___ 抜粋文
娘から父へ…おいしい日本酒おしえます! 『伊藤家の晩酌』~第一夜4本目/魚介料理に合わせたい! 青森生まれの日本酒「陸奥 八仙 いさり火」~
弱冠22歳で唎酒師の資格を持つ、日本酒大好き娘・伊藤ひいなと、酒を愛する呑んべえにして数多くの雑誌、広告で活躍するカメラマンの父・伊藤徹也による、“伊藤家の晩酌”に潜入!酒好きながら日本酒経験はゼロに等しいというお父さんへ、日本酒愛にあふれる娘が選ぶおすすめ日本酒とは?第4本目は、すっきりとした飲み口で、魚介にぴったりな青森の日本酒!
(photo:Tetsuya Ito Hibiki Ito illustration:Miki Ito edit&text:Kayo Yabushita)
今宵4本目は、魚料理に抜群に合う食中酒「陸奥八仙 いさり火ラベル 特別純米 火入れ」
娘・ひいな(以下、ひいな)「今回は魚にぴったりな『陸奥八仙 いさり火』だよ。前にお父さんがお店取材して以来、親子で常連になった〈マルコ〉っていう神泉のお店で、いろいろな種類の『陸奥八仙』を取り扱ってて。そのなかでも一番魚に合うのがこのお酒なの。ラベルにも『漁火』が描かれてて、イカ漁の灯りが沖合にぼわっとなっていてきれいでしょ?
父・徹也(以下、テツヤ)「ラベルからして『魚に合うぞ』っていうのがわかるね」
ひいな「この『陸奥八仙 いさり火』は、特別純米っていうジャンルなの」
テツヤ「特別純米って何?」
______
◆ **課題の指示**:
日本酒「陸奥八仙 いさり火」をめぐる父娘の晩酌の文章を、最後の「特別純米って何?」の次から続けて書くこと。 このあとに並ぶ行は、上の日本酒の文章とは関係がない。
___ 提供資料
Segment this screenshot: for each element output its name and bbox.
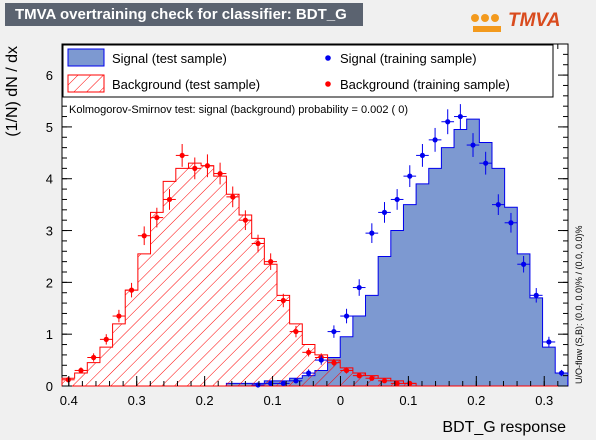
______
◆ **回答**:
ひいな「純米酒は、そう名乗るために精米歩合(お米を削って残った部分)の規定はないんだけど、特別純米と呼ぶためには精米歩合が60%以下(ちなみに純米大吟醸の条件は50%以下)になっているか、または何かしら特別な醸造方法で採用しているか、というのが条件に加わるの。たとえば、樽で保管しましたとかね。今回は、精米歩合が60%以下で、同じ青森県産の『花吹雪』っていう米を100%使っているっていうのがポイントになって、特別純米としているみたい」
テツヤ「なるほど」
ひいな「『陸奥八仙』のシリーズは純米吟醸とか、いろいろフルーティな香りのものもたくさん出していて。それとの差別化する意味で特別純米って言ってるんだと思う。特別純米っていう言葉から、お米の味わいとかふくらみとかをイメージできるんだよっていうことを今回伝えたくて!」
テツヤ「つまり、特別純米って付いているお酒は何かあるぞ!って思ったほうがいいってこと?」
ひいな「うん、日本酒好きな人にとって特別純米という言葉は食いつくポイントだね。特別純米ってことは何か特別なことがない限り名乗れないからわけだから、必ずボトルにもそれが明記してあるの。お米が特別だったり、醸造方法が特別だったり、保管方法が特別だったり…その“何か”が気になるから特別純米には反応しちゃう」
テツヤ「そりゃ、知らなかった!知ったかぶりして注文するなら、まずは特別純米だな(笑)。言葉はよく聞くけど、そういえば何が特別なのかはよくわかってなかったな〜」
ひいな「蔵によってその特別さは違うから面白いよね。たとえば純米酒ばかり作っているところが出す特別純米と、純米吟醸、純米大吟醸ばかりを出すところの特別純米は、意味合いが違うかもしれない。蔵の価値観によって造られているのが特別純米だから」
一目惚れした片口とおちょこで、いざ乾杯!
テツヤ「この白いつるっとしたおちょこにしよう!」
テツヤ「よし、じゃ、さっそく乾杯しよう!」
ひいな&テツヤ「乾杯!」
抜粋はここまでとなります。